▼

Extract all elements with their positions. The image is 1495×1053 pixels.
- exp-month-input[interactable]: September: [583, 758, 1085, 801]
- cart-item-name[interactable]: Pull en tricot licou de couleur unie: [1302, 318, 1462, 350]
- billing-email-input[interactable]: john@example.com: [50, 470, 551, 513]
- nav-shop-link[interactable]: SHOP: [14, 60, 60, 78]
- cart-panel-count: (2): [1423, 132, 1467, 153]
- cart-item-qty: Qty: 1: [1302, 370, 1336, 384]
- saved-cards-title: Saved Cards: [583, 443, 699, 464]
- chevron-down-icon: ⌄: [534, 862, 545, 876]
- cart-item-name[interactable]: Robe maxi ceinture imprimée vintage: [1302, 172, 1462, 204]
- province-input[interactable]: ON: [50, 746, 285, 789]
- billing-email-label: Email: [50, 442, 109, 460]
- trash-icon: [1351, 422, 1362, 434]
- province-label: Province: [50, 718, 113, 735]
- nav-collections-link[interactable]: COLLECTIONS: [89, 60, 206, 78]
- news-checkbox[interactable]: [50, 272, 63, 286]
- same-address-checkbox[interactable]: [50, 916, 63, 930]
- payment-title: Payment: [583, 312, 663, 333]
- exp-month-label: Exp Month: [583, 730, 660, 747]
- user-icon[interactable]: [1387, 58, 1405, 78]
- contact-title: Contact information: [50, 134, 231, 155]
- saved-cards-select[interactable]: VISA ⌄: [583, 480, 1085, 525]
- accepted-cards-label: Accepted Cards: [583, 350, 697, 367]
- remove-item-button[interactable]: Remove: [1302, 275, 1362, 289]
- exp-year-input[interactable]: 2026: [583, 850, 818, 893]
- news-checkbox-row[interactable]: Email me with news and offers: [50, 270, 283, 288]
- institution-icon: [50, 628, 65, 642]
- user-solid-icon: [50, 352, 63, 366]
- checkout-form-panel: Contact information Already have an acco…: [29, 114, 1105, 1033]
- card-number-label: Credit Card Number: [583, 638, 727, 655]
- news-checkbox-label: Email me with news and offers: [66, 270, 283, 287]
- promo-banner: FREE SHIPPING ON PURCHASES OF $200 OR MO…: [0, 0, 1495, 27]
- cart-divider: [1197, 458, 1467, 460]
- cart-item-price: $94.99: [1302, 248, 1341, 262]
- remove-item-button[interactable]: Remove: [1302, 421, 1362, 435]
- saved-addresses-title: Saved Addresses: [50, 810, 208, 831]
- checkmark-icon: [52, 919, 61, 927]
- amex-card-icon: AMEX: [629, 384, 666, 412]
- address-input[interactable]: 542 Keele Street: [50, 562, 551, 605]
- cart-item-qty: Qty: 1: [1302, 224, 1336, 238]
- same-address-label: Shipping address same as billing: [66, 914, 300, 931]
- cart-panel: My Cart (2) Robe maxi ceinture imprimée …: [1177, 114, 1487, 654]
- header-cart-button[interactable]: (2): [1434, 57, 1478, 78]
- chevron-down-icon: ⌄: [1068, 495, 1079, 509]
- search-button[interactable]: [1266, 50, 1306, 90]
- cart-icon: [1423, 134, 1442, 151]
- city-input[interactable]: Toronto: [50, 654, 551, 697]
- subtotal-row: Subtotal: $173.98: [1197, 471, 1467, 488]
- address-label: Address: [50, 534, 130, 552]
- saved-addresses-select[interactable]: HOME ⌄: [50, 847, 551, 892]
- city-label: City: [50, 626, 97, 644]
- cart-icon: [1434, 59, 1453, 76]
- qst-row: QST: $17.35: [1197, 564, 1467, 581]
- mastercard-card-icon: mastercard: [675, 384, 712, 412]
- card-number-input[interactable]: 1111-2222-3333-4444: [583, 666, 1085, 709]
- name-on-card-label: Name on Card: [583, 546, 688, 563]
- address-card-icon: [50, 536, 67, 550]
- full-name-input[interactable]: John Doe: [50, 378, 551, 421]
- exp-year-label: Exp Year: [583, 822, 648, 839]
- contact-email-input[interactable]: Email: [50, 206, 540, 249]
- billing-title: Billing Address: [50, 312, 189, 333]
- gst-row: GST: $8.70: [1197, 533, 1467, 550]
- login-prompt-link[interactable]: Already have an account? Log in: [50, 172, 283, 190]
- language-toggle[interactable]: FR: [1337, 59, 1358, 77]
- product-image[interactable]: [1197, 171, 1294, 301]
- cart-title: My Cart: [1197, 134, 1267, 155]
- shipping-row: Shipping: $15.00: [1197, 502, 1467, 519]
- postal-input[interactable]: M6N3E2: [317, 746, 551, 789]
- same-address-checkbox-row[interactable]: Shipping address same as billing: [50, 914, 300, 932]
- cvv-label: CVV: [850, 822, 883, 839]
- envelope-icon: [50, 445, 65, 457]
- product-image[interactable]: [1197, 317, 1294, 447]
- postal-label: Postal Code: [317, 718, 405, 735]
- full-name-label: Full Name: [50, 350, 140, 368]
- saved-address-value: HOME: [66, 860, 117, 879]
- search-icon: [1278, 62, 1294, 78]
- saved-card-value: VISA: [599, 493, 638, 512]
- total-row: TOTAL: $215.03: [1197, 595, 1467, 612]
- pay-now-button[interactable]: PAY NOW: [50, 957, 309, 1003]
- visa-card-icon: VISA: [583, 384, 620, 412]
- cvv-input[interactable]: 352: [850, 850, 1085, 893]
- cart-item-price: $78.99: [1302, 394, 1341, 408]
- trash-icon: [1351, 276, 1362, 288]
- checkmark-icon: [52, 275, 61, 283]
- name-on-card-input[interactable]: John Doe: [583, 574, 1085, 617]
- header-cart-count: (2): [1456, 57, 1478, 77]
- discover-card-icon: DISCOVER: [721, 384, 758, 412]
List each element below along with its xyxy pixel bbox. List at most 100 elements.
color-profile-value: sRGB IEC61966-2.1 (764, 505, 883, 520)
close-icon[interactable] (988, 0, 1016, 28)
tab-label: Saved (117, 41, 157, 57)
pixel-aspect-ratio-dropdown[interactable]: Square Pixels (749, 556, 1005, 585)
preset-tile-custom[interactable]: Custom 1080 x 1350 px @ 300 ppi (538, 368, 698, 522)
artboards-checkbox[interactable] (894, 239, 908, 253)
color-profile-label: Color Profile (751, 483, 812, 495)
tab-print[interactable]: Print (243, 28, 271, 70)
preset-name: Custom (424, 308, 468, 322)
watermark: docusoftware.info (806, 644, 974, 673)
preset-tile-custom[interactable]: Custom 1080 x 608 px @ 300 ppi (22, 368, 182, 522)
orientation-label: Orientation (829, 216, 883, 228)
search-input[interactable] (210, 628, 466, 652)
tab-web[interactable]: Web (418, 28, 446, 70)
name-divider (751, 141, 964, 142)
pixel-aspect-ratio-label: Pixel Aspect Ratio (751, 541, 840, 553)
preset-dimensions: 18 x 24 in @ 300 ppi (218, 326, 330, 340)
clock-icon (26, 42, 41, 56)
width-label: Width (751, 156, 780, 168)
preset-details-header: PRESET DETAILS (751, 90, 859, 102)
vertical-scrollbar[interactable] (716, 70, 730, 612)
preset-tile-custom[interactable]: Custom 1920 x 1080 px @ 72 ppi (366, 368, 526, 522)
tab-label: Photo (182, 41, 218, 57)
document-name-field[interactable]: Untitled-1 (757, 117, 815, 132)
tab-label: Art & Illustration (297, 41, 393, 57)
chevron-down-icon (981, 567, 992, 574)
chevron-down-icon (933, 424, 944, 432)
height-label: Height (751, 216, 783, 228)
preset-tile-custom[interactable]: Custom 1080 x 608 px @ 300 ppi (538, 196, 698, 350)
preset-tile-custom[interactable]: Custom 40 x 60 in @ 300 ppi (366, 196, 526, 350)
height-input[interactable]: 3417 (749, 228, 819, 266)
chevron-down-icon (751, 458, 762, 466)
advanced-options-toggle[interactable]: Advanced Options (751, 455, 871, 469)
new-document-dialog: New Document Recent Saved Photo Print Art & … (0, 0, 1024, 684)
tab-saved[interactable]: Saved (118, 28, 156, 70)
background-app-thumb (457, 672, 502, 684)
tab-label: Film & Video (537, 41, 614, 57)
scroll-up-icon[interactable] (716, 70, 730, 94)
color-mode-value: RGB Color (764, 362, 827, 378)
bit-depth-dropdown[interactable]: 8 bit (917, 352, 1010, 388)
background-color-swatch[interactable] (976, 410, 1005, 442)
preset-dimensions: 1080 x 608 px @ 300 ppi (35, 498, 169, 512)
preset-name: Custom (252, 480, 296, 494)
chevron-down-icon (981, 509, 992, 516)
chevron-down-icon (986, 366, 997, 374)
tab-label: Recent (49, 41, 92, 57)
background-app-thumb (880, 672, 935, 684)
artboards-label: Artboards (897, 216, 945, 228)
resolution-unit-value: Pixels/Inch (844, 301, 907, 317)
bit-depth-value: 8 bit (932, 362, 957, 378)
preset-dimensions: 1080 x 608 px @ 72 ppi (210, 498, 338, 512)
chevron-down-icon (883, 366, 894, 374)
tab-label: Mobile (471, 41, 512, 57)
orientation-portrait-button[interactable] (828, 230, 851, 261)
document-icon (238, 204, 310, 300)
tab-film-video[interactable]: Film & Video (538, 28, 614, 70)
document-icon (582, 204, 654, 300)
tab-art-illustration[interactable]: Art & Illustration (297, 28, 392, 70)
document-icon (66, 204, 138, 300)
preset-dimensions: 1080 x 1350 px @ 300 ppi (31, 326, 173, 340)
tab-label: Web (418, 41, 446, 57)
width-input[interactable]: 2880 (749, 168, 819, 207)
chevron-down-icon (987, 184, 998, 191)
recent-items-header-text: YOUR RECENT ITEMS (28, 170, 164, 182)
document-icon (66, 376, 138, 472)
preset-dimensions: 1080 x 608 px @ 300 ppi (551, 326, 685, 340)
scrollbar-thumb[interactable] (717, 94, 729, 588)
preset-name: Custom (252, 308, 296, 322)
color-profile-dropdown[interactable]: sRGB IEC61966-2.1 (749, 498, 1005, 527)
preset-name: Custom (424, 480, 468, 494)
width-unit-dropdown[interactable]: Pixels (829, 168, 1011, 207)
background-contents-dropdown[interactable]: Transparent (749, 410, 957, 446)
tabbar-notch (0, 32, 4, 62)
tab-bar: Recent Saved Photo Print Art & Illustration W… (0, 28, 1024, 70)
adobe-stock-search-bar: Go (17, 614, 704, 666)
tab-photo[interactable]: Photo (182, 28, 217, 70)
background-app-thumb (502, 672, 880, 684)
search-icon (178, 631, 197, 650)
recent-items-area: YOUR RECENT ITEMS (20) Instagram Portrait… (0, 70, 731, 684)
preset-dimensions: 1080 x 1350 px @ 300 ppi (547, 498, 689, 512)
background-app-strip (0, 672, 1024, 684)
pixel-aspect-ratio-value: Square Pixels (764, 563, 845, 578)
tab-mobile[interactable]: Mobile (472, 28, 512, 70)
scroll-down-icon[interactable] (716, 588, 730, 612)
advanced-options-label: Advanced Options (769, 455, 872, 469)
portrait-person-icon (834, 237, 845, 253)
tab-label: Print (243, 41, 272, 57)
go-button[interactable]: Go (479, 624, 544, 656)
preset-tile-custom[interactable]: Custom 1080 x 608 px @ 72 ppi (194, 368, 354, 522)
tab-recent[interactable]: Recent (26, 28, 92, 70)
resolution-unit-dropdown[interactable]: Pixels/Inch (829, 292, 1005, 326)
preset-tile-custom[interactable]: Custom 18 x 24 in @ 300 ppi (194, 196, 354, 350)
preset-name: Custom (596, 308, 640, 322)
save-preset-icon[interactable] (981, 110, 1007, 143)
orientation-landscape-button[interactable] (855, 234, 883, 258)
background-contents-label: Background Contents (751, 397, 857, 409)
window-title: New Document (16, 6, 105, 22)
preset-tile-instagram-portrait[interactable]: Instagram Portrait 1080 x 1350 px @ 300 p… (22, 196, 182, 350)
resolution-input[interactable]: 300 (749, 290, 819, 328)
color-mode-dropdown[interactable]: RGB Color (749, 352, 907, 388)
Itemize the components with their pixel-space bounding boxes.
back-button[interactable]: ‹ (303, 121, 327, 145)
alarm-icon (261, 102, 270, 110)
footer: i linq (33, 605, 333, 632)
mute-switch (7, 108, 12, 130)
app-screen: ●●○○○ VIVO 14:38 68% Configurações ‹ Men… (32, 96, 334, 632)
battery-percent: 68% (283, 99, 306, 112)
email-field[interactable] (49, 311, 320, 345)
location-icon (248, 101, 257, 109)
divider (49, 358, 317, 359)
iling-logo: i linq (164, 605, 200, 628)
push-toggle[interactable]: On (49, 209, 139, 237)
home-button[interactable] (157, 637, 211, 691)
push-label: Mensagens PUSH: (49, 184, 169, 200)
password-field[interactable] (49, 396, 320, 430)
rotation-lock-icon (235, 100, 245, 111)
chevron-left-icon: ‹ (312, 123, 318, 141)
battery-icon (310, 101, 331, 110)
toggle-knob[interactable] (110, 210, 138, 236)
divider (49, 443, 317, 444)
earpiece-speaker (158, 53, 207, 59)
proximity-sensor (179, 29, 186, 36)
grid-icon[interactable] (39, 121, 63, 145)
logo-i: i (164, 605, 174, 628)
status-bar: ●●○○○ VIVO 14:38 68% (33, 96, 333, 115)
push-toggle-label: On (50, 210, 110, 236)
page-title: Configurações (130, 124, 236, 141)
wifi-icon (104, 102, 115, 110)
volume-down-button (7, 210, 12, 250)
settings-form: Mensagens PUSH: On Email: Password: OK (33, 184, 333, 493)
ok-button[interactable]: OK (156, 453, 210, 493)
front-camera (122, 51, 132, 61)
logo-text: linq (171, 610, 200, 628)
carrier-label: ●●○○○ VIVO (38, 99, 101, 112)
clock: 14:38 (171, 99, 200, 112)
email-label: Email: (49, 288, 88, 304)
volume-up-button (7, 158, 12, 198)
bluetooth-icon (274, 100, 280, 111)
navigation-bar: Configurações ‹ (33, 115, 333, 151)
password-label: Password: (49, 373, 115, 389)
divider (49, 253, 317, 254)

▲

Task prompt: Update the records starting at the first line and ending at the line containing "- cart-divider: [1197, 458, 1467, 460]" by replacing "Saved Cards" with "Stored Cards", leaving everything else unchanged, and give back only those lines.

Result below:
Extract all elements with their positions. The image is 1495×1053 pixels.
- exp-month-input[interactable]: September: [583, 758, 1085, 801]
- cart-item-name[interactable]: Pull en tricot licou de couleur unie: [1302, 318, 1462, 350]
- billing-email-input[interactable]: john@example.com: [50, 470, 551, 513]
- nav-shop-link[interactable]: SHOP: [14, 60, 60, 78]
- cart-panel-count: (2): [1423, 132, 1467, 153]
- cart-item-qty: Qty: 1: [1302, 370, 1336, 384]
- saved-cards-title: Stored Cards: [583, 443, 699, 464]
- chevron-down-icon: ⌄: [534, 862, 545, 876]
- cart-item-name[interactable]: Robe maxi ceinture imprimée vintage: [1302, 172, 1462, 204]
- province-input[interactable]: ON: [50, 746, 285, 789]
- billing-email-label: Email: [50, 442, 109, 460]
- trash-icon: [1351, 422, 1362, 434]
- province-label: Province: [50, 718, 113, 735]
- nav-collections-link[interactable]: COLLECTIONS: [89, 60, 206, 78]
- news-checkbox[interactable]: [50, 272, 63, 286]
- same-address-checkbox[interactable]: [50, 916, 63, 930]
- payment-title: Payment: [583, 312, 663, 333]
- exp-month-label: Exp Month: [583, 730, 660, 747]
- user-icon[interactable]: [1387, 58, 1405, 78]
- contact-title: Contact information: [50, 134, 231, 155]
- saved-cards-select[interactable]: VISA ⌄: [583, 480, 1085, 525]
- accepted-cards-label: Accepted Cards: [583, 350, 697, 367]
- remove-item-button[interactable]: Remove: [1302, 275, 1362, 289]
- exp-year-input[interactable]: 2026: [583, 850, 818, 893]
- news-checkbox-row[interactable]: Email me with news and offers: [50, 270, 283, 288]
- institution-icon: [50, 628, 65, 642]
- user-solid-icon: [50, 352, 63, 366]
- checkout-form-panel: Contact information Already have an acco…: [29, 114, 1105, 1033]
- card-number-label: Credit Card Number: [583, 638, 727, 655]
- news-checkbox-label: Email me with news and offers: [66, 270, 283, 287]
- promo-banner: FREE SHIPPING ON PURCHASES OF $200 OR MO…: [0, 0, 1495, 27]
- cart-divider: [1197, 458, 1467, 460]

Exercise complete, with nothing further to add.